====== Records for the exercise ======

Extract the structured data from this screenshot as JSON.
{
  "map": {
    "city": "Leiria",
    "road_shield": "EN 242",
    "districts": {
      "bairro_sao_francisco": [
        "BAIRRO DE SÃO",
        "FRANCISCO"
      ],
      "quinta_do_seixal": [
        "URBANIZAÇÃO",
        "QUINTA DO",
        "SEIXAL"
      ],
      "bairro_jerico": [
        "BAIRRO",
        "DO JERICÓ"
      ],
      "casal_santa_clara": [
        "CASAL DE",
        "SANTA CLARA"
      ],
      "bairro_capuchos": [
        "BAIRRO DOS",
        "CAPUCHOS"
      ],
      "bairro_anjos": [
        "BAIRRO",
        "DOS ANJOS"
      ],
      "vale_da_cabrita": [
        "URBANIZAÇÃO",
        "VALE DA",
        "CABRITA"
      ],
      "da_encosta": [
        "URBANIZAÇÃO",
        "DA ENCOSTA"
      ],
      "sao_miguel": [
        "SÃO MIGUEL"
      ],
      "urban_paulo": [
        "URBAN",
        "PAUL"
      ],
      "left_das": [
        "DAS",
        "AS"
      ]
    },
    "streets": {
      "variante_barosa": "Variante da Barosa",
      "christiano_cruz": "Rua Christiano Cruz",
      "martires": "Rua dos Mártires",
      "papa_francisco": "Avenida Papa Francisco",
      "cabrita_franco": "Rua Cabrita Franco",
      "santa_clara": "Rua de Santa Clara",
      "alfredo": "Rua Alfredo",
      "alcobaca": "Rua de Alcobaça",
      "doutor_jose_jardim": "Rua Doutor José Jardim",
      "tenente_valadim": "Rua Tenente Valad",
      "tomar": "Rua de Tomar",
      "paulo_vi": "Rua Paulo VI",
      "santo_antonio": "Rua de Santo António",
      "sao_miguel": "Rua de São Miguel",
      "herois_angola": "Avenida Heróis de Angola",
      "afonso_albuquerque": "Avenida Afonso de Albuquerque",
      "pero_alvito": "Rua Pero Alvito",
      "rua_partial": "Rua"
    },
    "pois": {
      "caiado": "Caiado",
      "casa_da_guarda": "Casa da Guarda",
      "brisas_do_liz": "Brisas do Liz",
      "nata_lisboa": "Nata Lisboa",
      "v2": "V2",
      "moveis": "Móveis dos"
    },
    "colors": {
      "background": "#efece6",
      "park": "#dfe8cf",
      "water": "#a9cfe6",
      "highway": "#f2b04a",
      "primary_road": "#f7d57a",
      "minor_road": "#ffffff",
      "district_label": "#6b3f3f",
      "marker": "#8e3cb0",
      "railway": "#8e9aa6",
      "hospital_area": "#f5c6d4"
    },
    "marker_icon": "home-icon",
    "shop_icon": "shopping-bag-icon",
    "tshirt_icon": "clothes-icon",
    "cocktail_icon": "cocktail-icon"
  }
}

======

Write out the data again, exactly and in full.

Written response:
Extract the structured data from this screenshot as JSON.
{
  "map": {
    "city": "Leiria",
    "road_shield": "EN 242",
    "districts": {
      "bairro_sao_francisco": [
        "BAIRRO DE SÃO",
        "FRANCISCO"
      ],
      "quinta_do_seixal": [
        "URBANIZAÇÃO",
        "QUINTA DO",
        "SEIXAL"
      ],
      "bairro_jerico": [
        "BAIRRO",
        "DO JERICÓ"
      ],
      "casal_santa_clara": [
        "CASAL DE",
        "SANTA CLARA"
      ],
      "bairro_capuchos": [
        "BAIRRO DOS",
        "CAPUCHOS"
      ],
      "bairro_anjos": [
        "BAIRRO",
        "DOS ANJOS"
      ],
      "vale_da_cabrita": [
        "URBANIZAÇÃO",
        "VALE DA",
        "CABRITA"
      ],
      "da_encosta": [
        "URBANIZAÇÃO",
        "DA ENCOSTA"
      ],
      "sao_miguel": [
        "SÃO MIGUEL"
      ],
      "urban_paulo": [
        "URBAN",
        "PAUL"
      ],
      "left_das": [
        "DAS",
        "AS"
      ]
    },
    "streets": {
      "variante_barosa": "Variante da Barosa",
      "christiano_cruz": "Rua Christiano Cruz",
      "martires": "Rua dos Mártires",
      "papa_francisco": "Avenida Papa Francisco",
      "cabrita_franco": "Rua Cabrita Franco",
      "santa_clara": "Rua de Santa Clara",
      "alfredo": "Rua Alfredo",
      "alcobaca": "Rua de Alcobaça",
      "doutor_jose_jardim": "Rua Doutor José Jardim",
      "tenente_valadim": "Rua Tenente Valad",
      "tomar": "Rua de Tomar",
      "paulo_vi": "Rua Paulo VI",
      "santo_antonio": "Rua de Santo António",
      "sao_miguel": "Rua de São Miguel",
      "herois_angola": "Avenida Heróis de Angola",
      "afonso_albuquerque": "Avenida Afonso de Albuquerque",
      "pero_alvito": "Rua Pero Alvito",
      "rua_partial": "Rua"
    },
    "pois": {
      "caiado": "Caiado",
      "casa_da_guarda": "Casa da Guarda",
      "brisas_do_liz": "Brisas do Liz",
      "nata_lisboa": "Nata Lisboa",
      "v2": "V2",
      "moveis": "Móveis dos"
    },
    "colors": {
      "background": "#efece6",
      "park": "#dfe8cf",
      "water": "#a9cfe6",
      "highway": "#f2b04a",
      "primary_road": "#f7d57a",
      "minor_road": "#ffffff",
      "district_label": "#6b3f3f",
      "marker": "#8e3cb0",
      "railway": "#8e9aa6",
      "hospital_area": "#f5c6d4"
    },
    "marker_icon": "home-icon",
    "shop_icon": "shopping-bag-icon",
    "tshirt_icon": "clothes-icon",
    "cocktail_icon": "cocktail-icon"
  }
}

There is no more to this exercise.